Given task: The entries below are to be written out again without alteration.

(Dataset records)
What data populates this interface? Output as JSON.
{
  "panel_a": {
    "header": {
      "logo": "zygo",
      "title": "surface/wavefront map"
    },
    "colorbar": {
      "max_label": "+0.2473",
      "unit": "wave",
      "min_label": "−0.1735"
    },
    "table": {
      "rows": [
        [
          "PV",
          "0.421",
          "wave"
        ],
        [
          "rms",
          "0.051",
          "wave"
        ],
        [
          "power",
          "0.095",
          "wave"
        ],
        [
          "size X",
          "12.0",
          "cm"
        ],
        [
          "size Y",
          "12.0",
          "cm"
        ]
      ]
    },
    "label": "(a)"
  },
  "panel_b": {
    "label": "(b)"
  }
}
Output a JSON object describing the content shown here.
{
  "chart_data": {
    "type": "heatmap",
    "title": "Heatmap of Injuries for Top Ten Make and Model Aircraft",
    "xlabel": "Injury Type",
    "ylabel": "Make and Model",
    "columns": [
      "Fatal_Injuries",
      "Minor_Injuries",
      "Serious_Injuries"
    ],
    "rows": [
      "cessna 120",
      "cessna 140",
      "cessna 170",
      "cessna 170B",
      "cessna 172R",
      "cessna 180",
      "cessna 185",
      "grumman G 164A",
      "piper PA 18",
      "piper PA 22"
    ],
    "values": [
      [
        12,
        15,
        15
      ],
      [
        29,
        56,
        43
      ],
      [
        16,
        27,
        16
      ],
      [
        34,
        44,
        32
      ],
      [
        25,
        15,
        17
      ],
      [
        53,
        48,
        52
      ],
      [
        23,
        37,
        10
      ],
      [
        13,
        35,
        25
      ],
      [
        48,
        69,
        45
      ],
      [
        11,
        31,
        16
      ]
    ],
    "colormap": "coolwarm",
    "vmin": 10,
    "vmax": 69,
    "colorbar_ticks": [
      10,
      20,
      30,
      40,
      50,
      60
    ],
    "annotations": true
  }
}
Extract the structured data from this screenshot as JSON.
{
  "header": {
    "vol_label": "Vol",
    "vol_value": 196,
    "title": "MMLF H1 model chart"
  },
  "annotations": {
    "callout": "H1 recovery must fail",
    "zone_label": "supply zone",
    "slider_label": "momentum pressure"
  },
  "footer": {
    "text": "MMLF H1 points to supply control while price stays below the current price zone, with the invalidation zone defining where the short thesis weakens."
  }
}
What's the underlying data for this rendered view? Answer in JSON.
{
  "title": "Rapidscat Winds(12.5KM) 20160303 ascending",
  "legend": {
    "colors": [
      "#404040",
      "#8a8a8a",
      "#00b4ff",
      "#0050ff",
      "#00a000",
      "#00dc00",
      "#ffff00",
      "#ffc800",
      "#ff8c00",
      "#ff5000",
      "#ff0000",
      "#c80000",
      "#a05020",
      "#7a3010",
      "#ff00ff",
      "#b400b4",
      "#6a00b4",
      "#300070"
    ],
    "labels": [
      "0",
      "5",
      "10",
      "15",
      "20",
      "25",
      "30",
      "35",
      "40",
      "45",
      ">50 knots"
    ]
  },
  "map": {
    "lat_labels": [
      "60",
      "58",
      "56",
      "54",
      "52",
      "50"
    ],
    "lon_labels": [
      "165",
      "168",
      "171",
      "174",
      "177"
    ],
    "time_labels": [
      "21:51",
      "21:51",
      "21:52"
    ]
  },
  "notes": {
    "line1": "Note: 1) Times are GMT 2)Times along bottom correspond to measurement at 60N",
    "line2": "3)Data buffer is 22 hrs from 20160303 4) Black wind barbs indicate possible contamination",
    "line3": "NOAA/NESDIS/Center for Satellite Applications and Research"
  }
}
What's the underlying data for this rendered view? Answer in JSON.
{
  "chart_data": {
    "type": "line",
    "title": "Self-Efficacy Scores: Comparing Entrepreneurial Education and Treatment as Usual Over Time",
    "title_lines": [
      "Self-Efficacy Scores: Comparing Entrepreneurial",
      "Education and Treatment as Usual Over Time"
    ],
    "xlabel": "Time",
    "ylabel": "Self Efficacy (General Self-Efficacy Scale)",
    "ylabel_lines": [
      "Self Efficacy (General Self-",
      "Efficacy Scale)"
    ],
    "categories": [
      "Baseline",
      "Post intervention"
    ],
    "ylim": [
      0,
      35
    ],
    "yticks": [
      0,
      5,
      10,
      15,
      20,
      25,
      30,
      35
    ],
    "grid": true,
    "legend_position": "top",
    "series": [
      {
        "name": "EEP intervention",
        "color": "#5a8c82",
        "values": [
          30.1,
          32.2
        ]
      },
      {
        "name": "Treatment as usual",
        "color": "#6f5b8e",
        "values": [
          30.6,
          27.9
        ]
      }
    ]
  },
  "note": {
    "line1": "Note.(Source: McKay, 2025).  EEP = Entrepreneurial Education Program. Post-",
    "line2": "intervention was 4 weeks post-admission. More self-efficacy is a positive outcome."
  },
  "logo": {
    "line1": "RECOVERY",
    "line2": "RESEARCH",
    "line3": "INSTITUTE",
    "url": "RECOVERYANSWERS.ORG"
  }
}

Result of the exercise:
What data populates this interface? Output as JSON.
{
  "panel_a": {
    "header": {
      "logo": "zygo",
      "title": "surface/wavefront map"
    },
    "colorbar": {
      "max_label": "+0.2473",
      "unit": "wave",
      "min_label": "−0.1735"
    },
    "table": {
      "rows": [
        [
          "PV",
          "0.421",
          "wave"
        ],
        [
          "rms",
          "0.051",
          "wave"
        ],
        [
          "power",
          "0.095",
          "wave"
        ],
        [
          "size X",
          "12.0",
          "cm"
        ],
        [
          "size Y",
          "12.0",
          "cm"
        ]
      ]
    },
    "label": "(a)"
  },
  "panel_b": {
    "label": "(b)"
  }
}
Output a JSON object describing the content shown here.
{
  "chart_data": {
    "type": "heatmap",
    "title": "Heatmap of Injuries for Top Ten Make and Model Aircraft",
    "xlabel": "Injury Type",
    "ylabel": "Make and Model",
    "columns": [
      "Fatal_Injuries",
      "Minor_Injuries",
      "Serious_Injuries"
    ],
    "rows": [
      "cessna 120",
      "cessna 140",
      "cessna 170",
      "cessna 170B",
      "cessna 172R",
      "cessna 180",
      "cessna 185",
      "grumman G 164A",
      "piper PA 18",
      "piper PA 22"
    ],
    "values": [
      [
        12,
        15,
        15
      ],
      [
        29,
        56,
        43
      ],
      [
        16,
        27,
        16
      ],
      [
        34,
        44,
        32
      ],
      [
        25,
        15,
        17
      ],
      [
        53,
        48,
        52
      ],
      [
        23,
        37,
        10
      ],
      [
        13,
        35,
        25
      ],
      [
        48,
        69,
        45
      ],
      [
        11,
        31,
        16
      ]
    ],
    "colormap": "coolwarm",
    "vmin": 10,
    "vmax": 69,
    "colorbar_ticks": [
      10,
      20,
      30,
      40,
      50,
      60
    ],
    "annotations": true
  }
}
Extract the structured data from this screenshot as JSON.
{
  "header": {
    "vol_label": "Vol",
    "vol_value": 196,
    "title": "MMLF H1 model chart"
  },
  "annotations": {
    "callout": "H1 recovery must fail",
    "zone_label": "supply zone",
    "slider_label": "momentum pressure"
  },
  "footer": {
    "text": "MMLF H1 points to supply control while price stays below the current price zone, with the invalidation zone defining where the short thesis weakens."
  }
}
What's the underlying data for this rendered view? Answer in JSON.
{
  "title": "Rapidscat Winds(12.5KM) 20160303 ascending",
  "legend": {
    "colors": [
      "#404040",
      "#8a8a8a",
      "#00b4ff",
      "#0050ff",
      "#00a000",
      "#00dc00",
      "#ffff00",
      "#ffc800",
      "#ff8c00",
      "#ff5000",
      "#ff0000",
      "#c80000",
      "#a05020",
      "#7a3010",
      "#ff00ff",
      "#b400b4",
      "#6a00b4",
      "#300070"
    ],
    "labels": [
      "0",
      "5",
      "10",
      "15",
      "20",
      "25",
      "30",
      "35",
      "40",
      "45",
      ">50 knots"
    ]
  },
  "map": {
    "lat_labels": [
      "60",
      "58",
      "56",
      "54",
      "52",
      "50"
    ],
    "lon_labels": [
      "165",
      "168",
      "171",
      "174",
      "177"
    ],
    "time_labels": [
      "21:51",
      "21:51",
      "21:52"
    ]
  },
  "notes": {
    "line1": "Note: 1) Times are GMT 2)Times along bottom correspond to measurement at 60N",
    "line2": "3)Data buffer is 22 hrs from 20160303 4) Black wind barbs indicate possible contamination",
    "line3": "NOAA/NESDIS/Center for Satellite Applications and Research"
  }
}
What's the underlying data for this rendered view? Answer in JSON.
{
  "chart_data": {
    "type": "line",
    "title": "Self-Efficacy Scores: Comparing Entrepreneurial Education and Treatment as Usual Over Time",
    "title_lines": [
      "Self-Efficacy Scores: Comparing Entrepreneurial",
      "Education and Treatment as Usual Over Time"
    ],
    "xlabel": "Time",
    "ylabel": "Self Efficacy (General Self-Efficacy Scale)",
    "ylabel_lines": [
      "Self Efficacy (General Self-",
      "Efficacy Scale)"
    ],
    "categories": [
      "Baseline",
      "Post intervention"
    ],
    "ylim": [
      0,
      35
    ],
    "yticks": [
      0,
      5,
      10,
      15,
      20,
      25,
      30,
      35
    ],
    "grid": true,
    "legend_position": "top",
    "series": [
      {
        "name": "EEP intervention",
        "color": "#5a8c82",
        "values": [
          30.1,
          32.2
        ]
      },
      {
        "name": "Treatment as usual",
        "color": "#6f5b8e",
        "values": [
          30.6,
          27.9
        ]
      }
    ]
  },
  "note": {
    "line1": "Note.(Source: McKay, 2025).  EEP = Entrepreneurial Education Program. Post-",
    "line2": "intervention was 4 weeks post-admission. More self-efficacy is a positive outcome."
  },
  "logo": {
    "line1": "RECOVERY",
    "line2": "RESEARCH",
    "line3": "INSTITUTE",
    "url": "RECOVERYANSWERS.ORG"
  }
}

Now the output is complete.